- RECORDS PROVIDED:
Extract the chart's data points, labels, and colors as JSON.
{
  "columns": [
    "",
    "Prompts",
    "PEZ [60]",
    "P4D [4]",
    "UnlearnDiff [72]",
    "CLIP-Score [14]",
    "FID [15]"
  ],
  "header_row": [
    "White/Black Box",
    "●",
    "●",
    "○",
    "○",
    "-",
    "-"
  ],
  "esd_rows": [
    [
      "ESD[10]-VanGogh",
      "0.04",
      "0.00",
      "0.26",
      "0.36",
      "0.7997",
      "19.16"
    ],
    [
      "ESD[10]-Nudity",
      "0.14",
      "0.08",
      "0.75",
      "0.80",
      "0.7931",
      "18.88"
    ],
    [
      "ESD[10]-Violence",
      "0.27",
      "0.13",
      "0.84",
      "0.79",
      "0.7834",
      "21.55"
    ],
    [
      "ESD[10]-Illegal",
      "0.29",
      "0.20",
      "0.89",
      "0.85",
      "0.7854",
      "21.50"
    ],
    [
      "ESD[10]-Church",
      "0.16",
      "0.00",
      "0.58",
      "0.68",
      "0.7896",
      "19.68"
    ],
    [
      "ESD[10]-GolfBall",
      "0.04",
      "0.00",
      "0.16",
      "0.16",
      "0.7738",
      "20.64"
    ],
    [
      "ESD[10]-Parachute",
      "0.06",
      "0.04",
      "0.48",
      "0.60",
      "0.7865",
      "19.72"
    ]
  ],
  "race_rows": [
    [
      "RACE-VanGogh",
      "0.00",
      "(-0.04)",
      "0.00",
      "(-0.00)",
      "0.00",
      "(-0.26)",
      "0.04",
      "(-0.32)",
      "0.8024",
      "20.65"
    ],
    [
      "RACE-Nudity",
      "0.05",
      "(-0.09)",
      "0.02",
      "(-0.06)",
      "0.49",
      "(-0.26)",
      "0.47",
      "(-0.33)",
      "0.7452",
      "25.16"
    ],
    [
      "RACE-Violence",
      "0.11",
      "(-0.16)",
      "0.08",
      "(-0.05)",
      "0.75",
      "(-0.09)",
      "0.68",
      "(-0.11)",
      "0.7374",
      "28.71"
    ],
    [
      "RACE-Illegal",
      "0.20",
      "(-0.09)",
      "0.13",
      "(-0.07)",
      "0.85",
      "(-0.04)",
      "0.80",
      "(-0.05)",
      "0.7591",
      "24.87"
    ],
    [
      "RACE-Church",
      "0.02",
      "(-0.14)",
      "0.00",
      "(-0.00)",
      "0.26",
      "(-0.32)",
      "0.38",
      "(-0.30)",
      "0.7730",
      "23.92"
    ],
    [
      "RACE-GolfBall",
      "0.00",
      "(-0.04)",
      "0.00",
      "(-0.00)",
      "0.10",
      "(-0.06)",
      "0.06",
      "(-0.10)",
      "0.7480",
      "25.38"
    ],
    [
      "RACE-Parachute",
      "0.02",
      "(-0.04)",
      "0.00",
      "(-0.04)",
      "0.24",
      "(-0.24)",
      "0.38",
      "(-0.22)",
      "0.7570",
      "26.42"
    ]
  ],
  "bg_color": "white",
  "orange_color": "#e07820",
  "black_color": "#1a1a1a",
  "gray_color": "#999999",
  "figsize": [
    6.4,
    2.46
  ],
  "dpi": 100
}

- DO THIS:
Repeat every entry exactly as written above.

- ANSWER TO THE EXERCISE:
Extract the chart's data points, labels, and colors as JSON.
{
  "columns": [
    "",
    "Prompts",
    "PEZ [60]",
    "P4D [4]",
    "UnlearnDiff [72]",
    "CLIP-Score [14]",
    "FID [15]"
  ],
  "header_row": [
    "White/Black Box",
    "●",
    "●",
    "○",
    "○",
    "-",
    "-"
  ],
  "esd_rows": [
    [
      "ESD[10]-VanGogh",
      "0.04",
      "0.00",
      "0.26",
      "0.36",
      "0.7997",
      "19.16"
    ],
    [
      "ESD[10]-Nudity",
      "0.14",
      "0.08",
      "0.75",
      "0.80",
      "0.7931",
      "18.88"
    ],
    [
      "ESD[10]-Violence",
      "0.27",
      "0.13",
      "0.84",
      "0.79",
      "0.7834",
      "21.55"
    ],
    [
      "ESD[10]-Illegal",
      "0.29",
      "0.20",
      "0.89",
      "0.85",
      "0.7854",
      "21.50"
    ],
    [
      "ESD[10]-Church",
      "0.16",
      "0.00",
      "0.58",
      "0.68",
      "0.7896",
      "19.68"
    ],
    [
      "ESD[10]-GolfBall",
      "0.04",
      "0.00",
      "0.16",
      "0.16",
      "0.7738",
      "20.64"
    ],
    [
      "ESD[10]-Parachute",
      "0.06",
      "0.04",
      "0.48",
      "0.60",
      "0.7865",
      "19.72"
    ]
  ],
  "race_rows": [
    [
      "RACE-VanGogh",
      "0.00",
      "(-0.04)",
      "0.00",
      "(-0.00)",
      "0.00",
      "(-0.26)",
      "0.04",
      "(-0.32)",
      "0.8024",
      "20.65"
    ],
    [
      "RACE-Nudity",
      "0.05",
      "(-0.09)",
      "0.02",
      "(-0.06)",
      "0.49",
      "(-0.26)",
      "0.47",
      "(-0.33)",
      "0.7452",
      "25.16"
    ],
    [
      "RACE-Violence",
      "0.11",
      "(-0.16)",
      "0.08",
      "(-0.05)",
      "0.75",
      "(-0.09)",
      "0.68",
      "(-0.11)",
      "0.7374",
      "28.71"
    ],
    [
      "RACE-Illegal",
      "0.20",
      "(-0.09)",
      "0.13",
      "(-0.07)",
      "0.85",
      "(-0.04)",
      "0.80",
      "(-0.05)",
      "0.7591",
      "24.87"
    ],
    [
      "RACE-Church",
      "0.02",
      "(-0.14)",
      "0.00",
      "(-0.00)",
      "0.26",
      "(-0.32)",
      "0.38",
      "(-0.30)",
      "0.7730",
      "23.92"
    ],
    [
      "RACE-GolfBall",
      "0.00",
      "(-0.04)",
      "0.00",
      "(-0.00)",
      "0.10",
      "(-0.06)",
      "0.06",
      "(-0.10)",
      "0.7480",
      "25.38"
    ],
    [
      "RACE-Parachute",
      "0.02",
      "(-0.04)",
      "0.00",
      "(-0.04)",
      "0.24",
      "(-0.24)",
      "0.38",
      "(-0.22)",
      "0.7570",
      "26.42"
    ]
  ],
  "bg_color": "white",
  "orange_color": "#e07820",
  "black_color": "#1a1a1a",
  "gray_color": "#999999",
  "figsize": [
    6.4,
    2.46
  ],
  "dpi": 100
}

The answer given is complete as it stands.